Exclude the pictures and return every line exactly as written.

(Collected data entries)
--------------------------------

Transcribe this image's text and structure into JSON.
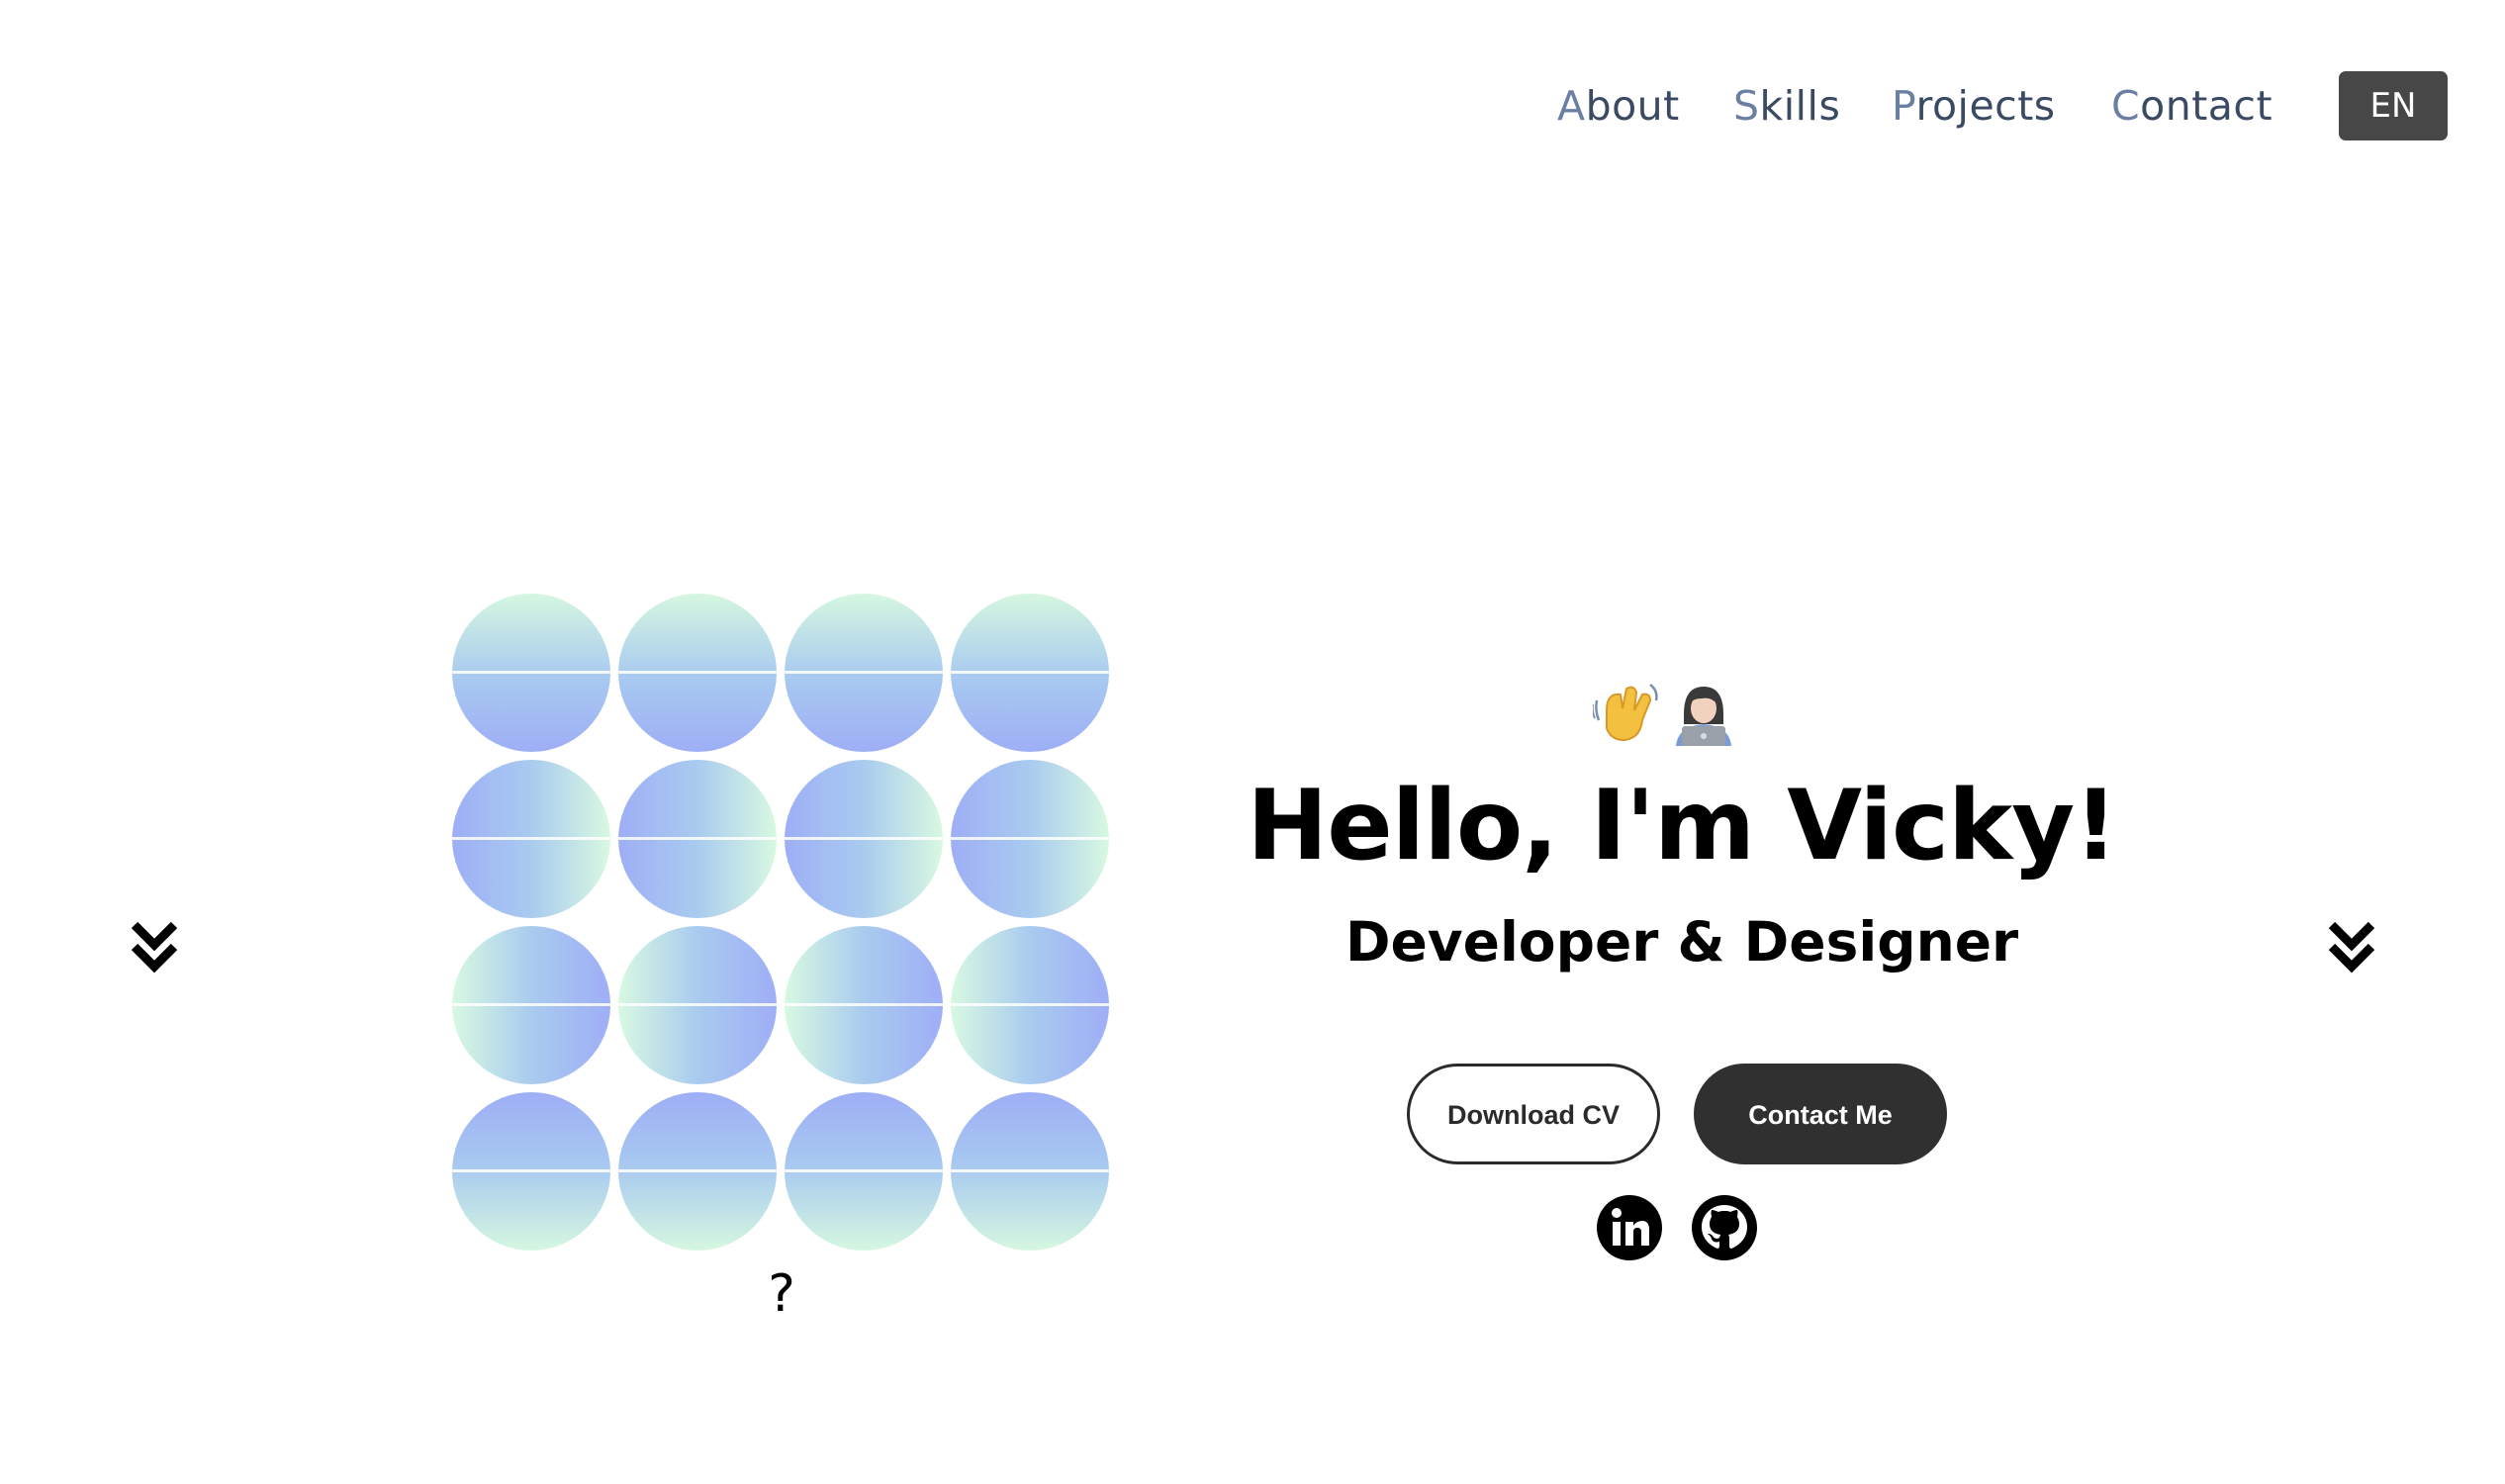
{
  "nav": {
    "items": [
      {
        "first": "A",
        "rest": "bout"
      },
      {
        "first": "S",
        "rest": "kills"
      },
      {
        "first": "P",
        "rest": "rojects"
      },
      {
        "first": "C",
        "rest": "ontact"
      }
    ],
    "language": "EN"
  },
  "hero": {
    "emojis": [
      "waving-hand",
      "technologist"
    ],
    "greeting": "Hello, I'm Vicky!",
    "role": "Developer & Designer",
    "download_label": "Download CV",
    "contact_label": "Contact Me",
    "social": [
      "linkedin-icon",
      "github-icon"
    ]
  },
  "art": {
    "question_mark": "?",
    "rows": 4,
    "columns": 4,
    "colors": {
      "green": "#d5f7e0",
      "blue": "#9eaef6",
      "mid": "#a7c8f0"
    }
  },
  "colors": {
    "nav_text": "#3b4a63",
    "nav_accent": "#6b7fa3",
    "lang_bg": "#474747",
    "button_dark": "#303030"
  }
}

--------------------------------

» **In response**
Transcribe this image's text and structure into JSON.
{
  "nav": {
    "items": [
      {
        "first": "A",
        "rest": "bout"
      },
      {
        "first": "S",
        "rest": "kills"
      },
      {
        "first": "P",
        "rest": "rojects"
      },
      {
        "first": "C",
        "rest": "ontact"
      }
    ],
    "language": "EN"
  },
  "hero": {
    "emojis": [
      "waving-hand",
      "technologist"
    ],
    "greeting": "Hello, I'm Vicky!",
    "role": "Developer & Designer",
    "download_label": "Download CV",
    "contact_label": "Contact Me",
    "social": [
      "linkedin-icon",
      "github-icon"
    ]
  },
  "art": {
    "question_mark": "?",
    "rows": 4,
    "columns": 4,
    "colors": {
      "green": "#d5f7e0",
      "blue": "#9eaef6",
      "mid": "#a7c8f0"
    }
  },
  "colors": {
    "nav_text": "#3b4a63",
    "nav_accent": "#6b7fa3",
    "lang_bg": "#474747",
    "button_dark": "#303030"
  }
}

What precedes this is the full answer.